### EXERCISE REQUIREMENTS
Print every entry word for word, but omit the pictures.

[Extracted records]
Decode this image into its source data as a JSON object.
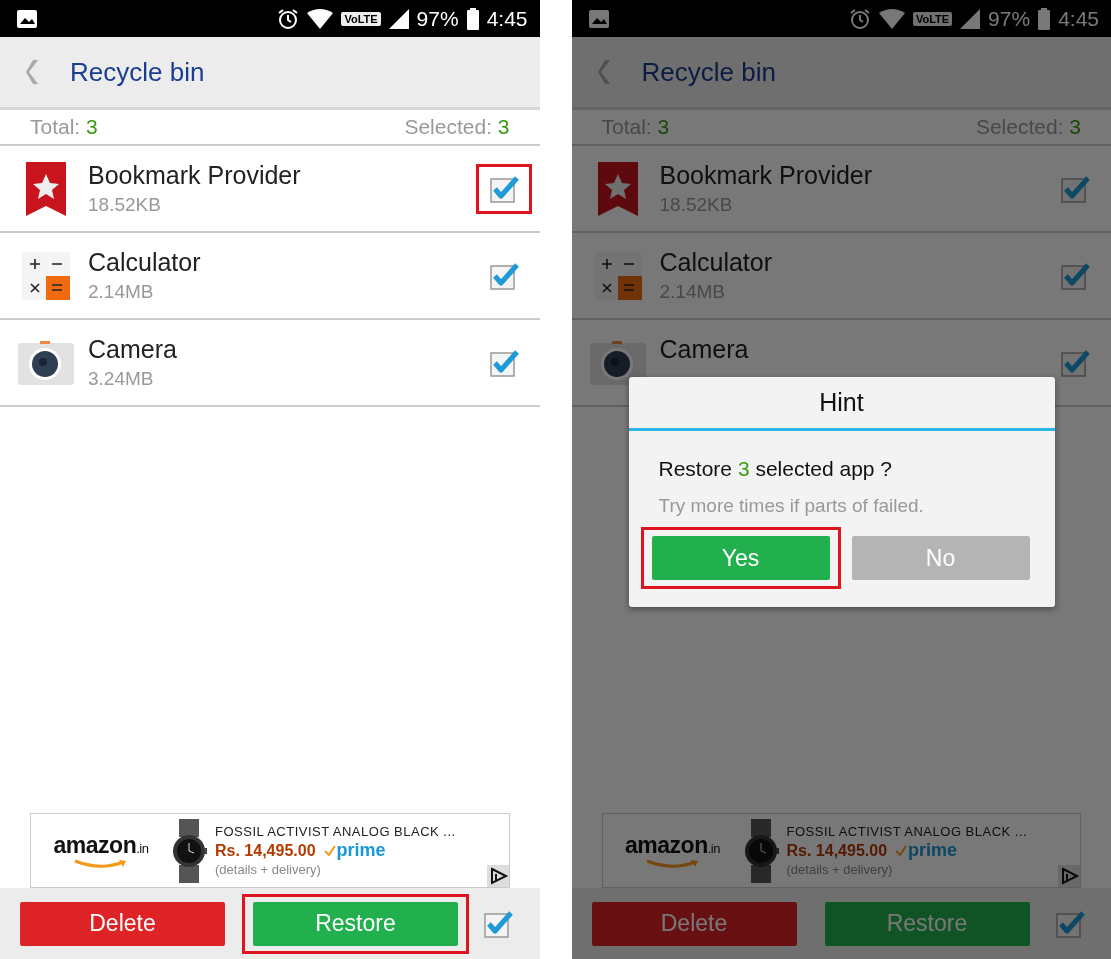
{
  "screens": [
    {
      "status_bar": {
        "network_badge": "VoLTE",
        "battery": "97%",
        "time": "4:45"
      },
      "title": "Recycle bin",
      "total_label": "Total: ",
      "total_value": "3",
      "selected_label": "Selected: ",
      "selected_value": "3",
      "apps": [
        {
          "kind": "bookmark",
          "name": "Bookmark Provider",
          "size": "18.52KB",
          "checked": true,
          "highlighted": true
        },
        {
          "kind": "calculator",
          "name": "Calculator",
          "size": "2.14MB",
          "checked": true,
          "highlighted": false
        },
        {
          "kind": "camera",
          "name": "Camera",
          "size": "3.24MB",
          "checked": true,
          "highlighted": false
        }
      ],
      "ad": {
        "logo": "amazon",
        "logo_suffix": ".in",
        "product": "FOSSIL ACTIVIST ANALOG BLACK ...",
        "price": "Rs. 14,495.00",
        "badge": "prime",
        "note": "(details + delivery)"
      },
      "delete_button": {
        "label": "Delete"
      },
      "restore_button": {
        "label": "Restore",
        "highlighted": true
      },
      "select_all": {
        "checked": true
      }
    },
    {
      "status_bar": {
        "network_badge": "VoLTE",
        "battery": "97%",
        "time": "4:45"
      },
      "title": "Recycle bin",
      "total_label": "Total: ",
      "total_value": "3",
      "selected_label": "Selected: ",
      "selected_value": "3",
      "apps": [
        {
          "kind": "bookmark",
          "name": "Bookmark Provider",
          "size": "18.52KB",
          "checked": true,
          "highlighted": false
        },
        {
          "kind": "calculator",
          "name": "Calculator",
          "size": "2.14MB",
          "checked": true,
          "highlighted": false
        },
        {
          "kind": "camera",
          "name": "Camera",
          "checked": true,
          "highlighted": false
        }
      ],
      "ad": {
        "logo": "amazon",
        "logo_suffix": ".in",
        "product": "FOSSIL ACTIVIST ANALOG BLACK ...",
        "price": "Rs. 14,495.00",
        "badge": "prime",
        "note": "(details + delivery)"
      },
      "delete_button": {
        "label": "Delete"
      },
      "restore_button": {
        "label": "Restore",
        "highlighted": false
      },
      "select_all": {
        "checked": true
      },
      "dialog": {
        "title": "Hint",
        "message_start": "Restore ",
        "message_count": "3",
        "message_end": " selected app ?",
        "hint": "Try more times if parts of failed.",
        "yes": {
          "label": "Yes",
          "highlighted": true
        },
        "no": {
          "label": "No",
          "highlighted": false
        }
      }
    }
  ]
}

### TASK RESULT
Decode this image into its source data as a JSON object.
{
  "screens": [
    {
      "status_bar": {
        "network_badge": "VoLTE",
        "battery": "97%",
        "time": "4:45"
      },
      "title": "Recycle bin",
      "total_label": "Total: ",
      "total_value": "3",
      "selected_label": "Selected: ",
      "selected_value": "3",
      "apps": [
        {
          "kind": "bookmark",
          "name": "Bookmark Provider",
          "size": "18.52KB",
          "checked": true,
          "highlighted": true
        },
        {
          "kind": "calculator",
          "name": "Calculator",
          "size": "2.14MB",
          "checked": true,
          "highlighted": false
        },
        {
          "kind": "camera",
          "name": "Camera",
          "size": "3.24MB",
          "checked": true,
          "highlighted": false
        }
      ],
      "ad": {
        "logo": "amazon",
        "logo_suffix": ".in",
        "product": "FOSSIL ACTIVIST ANALOG BLACK ...",
        "price": "Rs. 14,495.00",
        "badge": "prime",
        "note": "(details + delivery)"
      },
      "delete_button": {
        "label": "Delete"
      },
      "restore_button": {
        "label": "Restore",
        "highlighted": true
      },
      "select_all": {
        "checked": true
      }
    },
    {
      "status_bar": {
        "network_badge": "VoLTE",
        "battery": "97%",
        "time": "4:45"
      },
      "title": "Recycle bin",
      "total_label": "Total: ",
      "total_value": "3",
      "selected_label": "Selected: ",
      "selected_value": "3",
      "apps": [
        {
          "kind": "bookmark",
          "name": "Bookmark Provider",
          "size": "18.52KB",
          "checked": true,
          "highlighted": false
        },
        {
          "kind": "calculator",
          "name": "Calculator",
          "size": "2.14MB",
          "checked": true,
          "highlighted": false
        },
        {
          "kind": "camera",
          "name": "Camera",
          "checked": true,
          "highlighted": false
        }
      ],
      "ad": {
        "logo": "amazon",
        "logo_suffix": ".in",
        "product": "FOSSIL ACTIVIST ANALOG BLACK ...",
        "price": "Rs. 14,495.00",
        "badge": "prime",
        "note": "(details + delivery)"
      },
      "delete_button": {
        "label": "Delete"
      },
      "restore_button": {
        "label": "Restore",
        "highlighted": false
      },
      "select_all": {
        "checked": true
      },
      "dialog": {
        "title": "Hint",
        "message_start": "Restore ",
        "message_count": "3",
        "message_end": " selected app ?",
        "hint": "Try more times if parts of failed.",
        "yes": {
          "label": "Yes",
          "highlighted": true
        },
        "no": {
          "label": "No",
          "highlighted": false
        }
      }
    }
  ]
}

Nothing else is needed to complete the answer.